Dataset items:
• • • •
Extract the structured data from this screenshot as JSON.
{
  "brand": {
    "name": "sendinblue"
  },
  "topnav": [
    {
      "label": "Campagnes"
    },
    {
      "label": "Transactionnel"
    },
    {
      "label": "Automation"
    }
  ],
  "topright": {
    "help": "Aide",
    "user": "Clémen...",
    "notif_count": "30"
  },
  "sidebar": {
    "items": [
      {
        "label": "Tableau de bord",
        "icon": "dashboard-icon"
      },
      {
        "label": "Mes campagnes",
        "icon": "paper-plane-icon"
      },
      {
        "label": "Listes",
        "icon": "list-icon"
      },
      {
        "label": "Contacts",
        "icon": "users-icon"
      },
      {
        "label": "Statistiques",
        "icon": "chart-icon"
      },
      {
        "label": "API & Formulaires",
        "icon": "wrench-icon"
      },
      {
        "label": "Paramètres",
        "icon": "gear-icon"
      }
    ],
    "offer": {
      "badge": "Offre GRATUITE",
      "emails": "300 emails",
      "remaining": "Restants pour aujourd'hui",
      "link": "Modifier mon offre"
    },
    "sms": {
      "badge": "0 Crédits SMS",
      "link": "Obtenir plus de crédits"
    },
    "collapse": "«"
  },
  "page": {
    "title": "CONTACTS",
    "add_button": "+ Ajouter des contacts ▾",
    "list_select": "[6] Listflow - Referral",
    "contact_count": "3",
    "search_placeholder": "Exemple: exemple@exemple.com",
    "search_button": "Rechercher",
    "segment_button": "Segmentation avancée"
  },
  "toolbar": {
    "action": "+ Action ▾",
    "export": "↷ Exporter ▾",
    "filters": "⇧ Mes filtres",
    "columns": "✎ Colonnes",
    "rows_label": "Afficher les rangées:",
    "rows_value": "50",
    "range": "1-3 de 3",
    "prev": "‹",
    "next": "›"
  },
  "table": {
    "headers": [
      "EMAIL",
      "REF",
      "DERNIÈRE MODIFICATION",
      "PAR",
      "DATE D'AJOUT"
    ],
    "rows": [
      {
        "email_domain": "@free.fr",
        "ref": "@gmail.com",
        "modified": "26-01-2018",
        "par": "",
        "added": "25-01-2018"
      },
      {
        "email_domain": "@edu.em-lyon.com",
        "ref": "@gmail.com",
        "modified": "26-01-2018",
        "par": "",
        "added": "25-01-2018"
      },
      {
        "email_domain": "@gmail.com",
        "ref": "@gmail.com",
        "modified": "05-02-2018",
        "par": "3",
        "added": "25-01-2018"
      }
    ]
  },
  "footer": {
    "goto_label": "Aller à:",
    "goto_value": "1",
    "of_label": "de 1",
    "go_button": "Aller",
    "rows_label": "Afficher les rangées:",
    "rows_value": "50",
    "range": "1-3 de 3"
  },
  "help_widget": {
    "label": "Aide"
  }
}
• • • •
Return the entries above exactly as they appear.

Extract the structured data from this screenshot as JSON.
{
  "brand": {
    "name": "sendinblue"
  },
  "topnav": [
    {
      "label": "Campagnes"
    },
    {
      "label": "Transactionnel"
    },
    {
      "label": "Automation"
    }
  ],
  "topright": {
    "help": "Aide",
    "user": "Clémen...",
    "notif_count": "30"
  },
  "sidebar": {
    "items": [
      {
        "label": "Tableau de bord",
        "icon": "dashboard-icon"
      },
      {
        "label": "Mes campagnes",
        "icon": "paper-plane-icon"
      },
      {
        "label": "Listes",
        "icon": "list-icon"
      },
      {
        "label": "Contacts",
        "icon": "users-icon"
      },
      {
        "label": "Statistiques",
        "icon": "chart-icon"
      },
      {
        "label": "API & Formulaires",
        "icon": "wrench-icon"
      },
      {
        "label": "Paramètres",
        "icon": "gear-icon"
      }
    ],
    "offer": {
      "badge": "Offre GRATUITE",
      "emails": "300 emails",
      "remaining": "Restants pour aujourd'hui",
      "link": "Modifier mon offre"
    },
    "sms": {
      "badge": "0 Crédits SMS",
      "link": "Obtenir plus de crédits"
    },
    "collapse": "«"
  },
  "page": {
    "title": "CONTACTS",
    "add_button": "+ Ajouter des contacts ▾",
    "list_select": "[6] Listflow - Referral",
    "contact_count": "3",
    "search_placeholder": "Exemple: exemple@exemple.com",
    "search_button": "Rechercher",
    "segment_button": "Segmentation avancée"
  },
  "toolbar": {
    "action": "+ Action ▾",
    "export": "↷ Exporter ▾",
    "filters": "⇧ Mes filtres",
    "columns": "✎ Colonnes",
    "rows_label": "Afficher les rangées:",
    "rows_value": "50",
    "range": "1-3 de 3",
    "prev": "‹",
    "next": "›"
  },
  "table": {
    "headers": [
      "EMAIL",
      "REF",
      "DERNIÈRE MODIFICATION",
      "PAR",
      "DATE D'AJOUT"
    ],
    "rows": [
      {
        "email_domain": "@free.fr",
        "ref": "@gmail.com",
        "modified": "26-01-2018",
        "par": "",
        "added": "25-01-2018"
      },
      {
        "email_domain": "@edu.em-lyon.com",
        "ref": "@gmail.com",
        "modified": "26-01-2018",
        "par": "",
        "added": "25-01-2018"
      },
      {
        "email_domain": "@gmail.com",
        "ref": "@gmail.com",
        "modified": "05-02-2018",
        "par": "3",
        "added": "25-01-2018"
      }
    ]
  },
  "footer": {
    "goto_label": "Aller à:",
    "goto_value": "1",
    "of_label": "de 1",
    "go_button": "Aller",
    "rows_label": "Afficher les rangées:",
    "rows_value": "50",
    "range": "1-3 de 3"
  },
  "help_widget": {
    "label": "Aide"
  }
}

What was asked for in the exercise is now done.